Copy out these lines word for word.
++++ Material for this task
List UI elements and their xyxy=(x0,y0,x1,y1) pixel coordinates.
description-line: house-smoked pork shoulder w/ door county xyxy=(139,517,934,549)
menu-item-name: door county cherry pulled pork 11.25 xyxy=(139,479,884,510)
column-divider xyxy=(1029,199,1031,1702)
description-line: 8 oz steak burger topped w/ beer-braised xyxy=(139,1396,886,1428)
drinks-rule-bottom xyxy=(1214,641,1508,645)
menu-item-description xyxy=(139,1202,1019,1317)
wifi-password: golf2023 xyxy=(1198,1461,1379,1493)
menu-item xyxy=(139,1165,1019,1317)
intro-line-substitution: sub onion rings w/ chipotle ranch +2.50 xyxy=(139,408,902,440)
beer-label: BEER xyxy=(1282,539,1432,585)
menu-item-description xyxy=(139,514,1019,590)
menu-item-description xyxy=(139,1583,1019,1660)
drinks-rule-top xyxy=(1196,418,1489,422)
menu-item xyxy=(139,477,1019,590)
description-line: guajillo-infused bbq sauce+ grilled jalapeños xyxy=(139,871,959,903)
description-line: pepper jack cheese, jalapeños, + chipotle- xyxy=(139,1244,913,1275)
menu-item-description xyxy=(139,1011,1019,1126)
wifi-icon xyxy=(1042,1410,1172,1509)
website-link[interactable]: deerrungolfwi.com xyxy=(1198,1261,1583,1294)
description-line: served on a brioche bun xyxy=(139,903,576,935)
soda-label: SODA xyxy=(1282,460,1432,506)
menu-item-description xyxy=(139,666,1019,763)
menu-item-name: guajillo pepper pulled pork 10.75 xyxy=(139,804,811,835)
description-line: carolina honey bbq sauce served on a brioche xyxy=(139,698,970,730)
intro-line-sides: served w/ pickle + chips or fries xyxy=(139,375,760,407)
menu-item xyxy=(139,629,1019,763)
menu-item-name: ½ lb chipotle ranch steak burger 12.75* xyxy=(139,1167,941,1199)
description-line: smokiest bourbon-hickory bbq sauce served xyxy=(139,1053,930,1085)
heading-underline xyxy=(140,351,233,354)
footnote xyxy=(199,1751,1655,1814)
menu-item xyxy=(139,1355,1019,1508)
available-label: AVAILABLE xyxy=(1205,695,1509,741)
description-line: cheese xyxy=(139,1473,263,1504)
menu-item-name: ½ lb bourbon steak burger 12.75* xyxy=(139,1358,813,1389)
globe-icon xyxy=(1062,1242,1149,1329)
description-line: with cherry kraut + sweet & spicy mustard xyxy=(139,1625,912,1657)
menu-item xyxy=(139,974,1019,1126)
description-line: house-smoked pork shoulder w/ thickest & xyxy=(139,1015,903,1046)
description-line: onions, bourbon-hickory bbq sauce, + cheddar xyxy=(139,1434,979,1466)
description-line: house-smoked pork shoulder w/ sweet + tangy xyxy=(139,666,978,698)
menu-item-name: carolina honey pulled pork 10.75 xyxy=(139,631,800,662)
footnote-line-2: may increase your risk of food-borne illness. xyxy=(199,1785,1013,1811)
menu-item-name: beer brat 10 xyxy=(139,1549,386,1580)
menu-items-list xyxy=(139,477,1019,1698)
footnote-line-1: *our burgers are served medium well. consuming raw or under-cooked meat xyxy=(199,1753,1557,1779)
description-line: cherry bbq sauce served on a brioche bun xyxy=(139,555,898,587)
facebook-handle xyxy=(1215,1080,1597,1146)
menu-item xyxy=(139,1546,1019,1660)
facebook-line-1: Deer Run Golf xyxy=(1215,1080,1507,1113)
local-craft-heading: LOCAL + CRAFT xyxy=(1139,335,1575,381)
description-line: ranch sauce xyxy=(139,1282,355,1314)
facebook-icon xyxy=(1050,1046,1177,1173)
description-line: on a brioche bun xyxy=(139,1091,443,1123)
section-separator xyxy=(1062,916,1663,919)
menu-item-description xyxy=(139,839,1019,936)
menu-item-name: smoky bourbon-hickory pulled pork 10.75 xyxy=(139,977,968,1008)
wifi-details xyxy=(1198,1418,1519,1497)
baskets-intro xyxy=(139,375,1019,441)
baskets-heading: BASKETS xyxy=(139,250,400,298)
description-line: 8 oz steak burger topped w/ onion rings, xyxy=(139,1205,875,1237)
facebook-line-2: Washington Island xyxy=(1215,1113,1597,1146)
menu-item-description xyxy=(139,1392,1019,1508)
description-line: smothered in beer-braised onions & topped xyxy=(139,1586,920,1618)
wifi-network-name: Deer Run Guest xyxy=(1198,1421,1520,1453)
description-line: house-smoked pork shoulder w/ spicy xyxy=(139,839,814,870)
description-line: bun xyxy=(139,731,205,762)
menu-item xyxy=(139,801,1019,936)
++++++++
• [Written reply]
List UI elements and their xyxy=(x0,y0,x1,y1) pixel coordinates.
description-line: house-smoked pork shoulder w/ door county xyxy=(139,517,934,549)
menu-item-name: door county cherry pulled pork 11.25 xyxy=(139,479,884,510)
column-divider xyxy=(1029,199,1031,1702)
description-line: 8 oz steak burger topped w/ beer-braised xyxy=(139,1396,886,1428)
drinks-rule-bottom xyxy=(1214,641,1508,645)
menu-item-description xyxy=(139,1202,1019,1317)
wifi-password: golf2023 xyxy=(1198,1461,1379,1493)
menu-item xyxy=(139,1165,1019,1317)
intro-line-substitution: sub onion rings w/ chipotle ranch +2.50 xyxy=(139,408,902,440)
beer-label: BEER xyxy=(1282,539,1432,585)
menu-item-description xyxy=(139,514,1019,590)
menu-item-description xyxy=(139,1583,1019,1660)
drinks-rule-top xyxy=(1196,418,1489,422)
menu-item xyxy=(139,477,1019,590)
description-line: guajillo-infused bbq sauce+ grilled jalapeños xyxy=(139,871,959,903)
description-line: pepper jack cheese, jalapeños, + chipotle- xyxy=(139,1244,913,1275)
menu-item-description xyxy=(139,1011,1019,1126)
wifi-icon xyxy=(1042,1410,1172,1509)
website-link[interactable]: deerrungolfwi.com xyxy=(1198,1261,1583,1294)
description-line: served on a brioche bun xyxy=(139,903,576,935)
soda-label: SODA xyxy=(1282,460,1432,506)
menu-item-description xyxy=(139,666,1019,763)
menu-item-name: guajillo pepper pulled pork 10.75 xyxy=(139,804,811,835)
description-line: carolina honey bbq sauce served on a brioche xyxy=(139,698,970,730)
intro-line-sides: served w/ pickle + chips or fries xyxy=(139,375,760,407)
menu-item xyxy=(139,629,1019,763)
menu-item-name: ½ lb chipotle ranch steak burger 12.75* xyxy=(139,1167,941,1199)
description-line: smokiest bourbon-hickory bbq sauce served xyxy=(139,1053,930,1085)
heading-underline xyxy=(140,351,233,354)
footnote xyxy=(199,1751,1655,1814)
menu-item xyxy=(139,1355,1019,1508)
available-label: AVAILABLE xyxy=(1205,695,1509,741)
description-line: cheese xyxy=(139,1473,263,1504)
menu-item-name: ½ lb bourbon steak burger 12.75* xyxy=(139,1358,813,1389)
globe-icon xyxy=(1062,1242,1149,1329)
description-line: with cherry kraut + sweet & spicy mustard xyxy=(139,1625,912,1657)
menu-item xyxy=(139,974,1019,1126)
description-line: house-smoked pork shoulder w/ thickest & xyxy=(139,1015,903,1046)
description-line: onions, bourbon-hickory bbq sauce, + cheddar xyxy=(139,1434,979,1466)
description-line: house-smoked pork shoulder w/ sweet + tangy xyxy=(139,666,978,698)
menu-item-name: carolina honey pulled pork 10.75 xyxy=(139,631,800,662)
footnote-line-2: may increase your risk of food-borne illness. xyxy=(199,1785,1013,1811)
menu-item-name: beer brat 10 xyxy=(139,1549,386,1580)
menu-items-list xyxy=(139,477,1019,1698)
footnote-line-1: *our burgers are served medium well. consuming raw or under-cooked meat xyxy=(199,1753,1557,1779)
description-line: cherry bbq sauce served on a brioche bun xyxy=(139,555,898,587)
facebook-handle xyxy=(1215,1080,1597,1146)
menu-item xyxy=(139,1546,1019,1660)
facebook-line-1: Deer Run Golf xyxy=(1215,1080,1507,1113)
local-craft-heading: LOCAL + CRAFT xyxy=(1139,335,1575,381)
description-line: ranch sauce xyxy=(139,1282,355,1314)
facebook-icon xyxy=(1050,1046,1177,1173)
description-line: on a brioche bun xyxy=(139,1091,443,1123)
section-separator xyxy=(1062,916,1663,919)
menu-item-description xyxy=(139,839,1019,936)
menu-item-name: smoky bourbon-hickory pulled pork 10.75 xyxy=(139,977,968,1008)
wifi-details xyxy=(1198,1418,1519,1497)
baskets-intro xyxy=(139,375,1019,441)
baskets-heading: BASKETS xyxy=(139,250,400,298)
description-line: 8 oz steak burger topped w/ onion rings, xyxy=(139,1205,875,1237)
facebook-line-2: Washington Island xyxy=(1215,1113,1597,1146)
menu-item-description xyxy=(139,1392,1019,1508)
description-line: smothered in beer-braised onions & topped xyxy=(139,1586,920,1618)
wifi-network-name: Deer Run Guest xyxy=(1198,1421,1520,1453)
description-line: house-smoked pork shoulder w/ spicy xyxy=(139,839,814,870)
description-line: bun xyxy=(139,731,205,762)
menu-item xyxy=(139,801,1019,936)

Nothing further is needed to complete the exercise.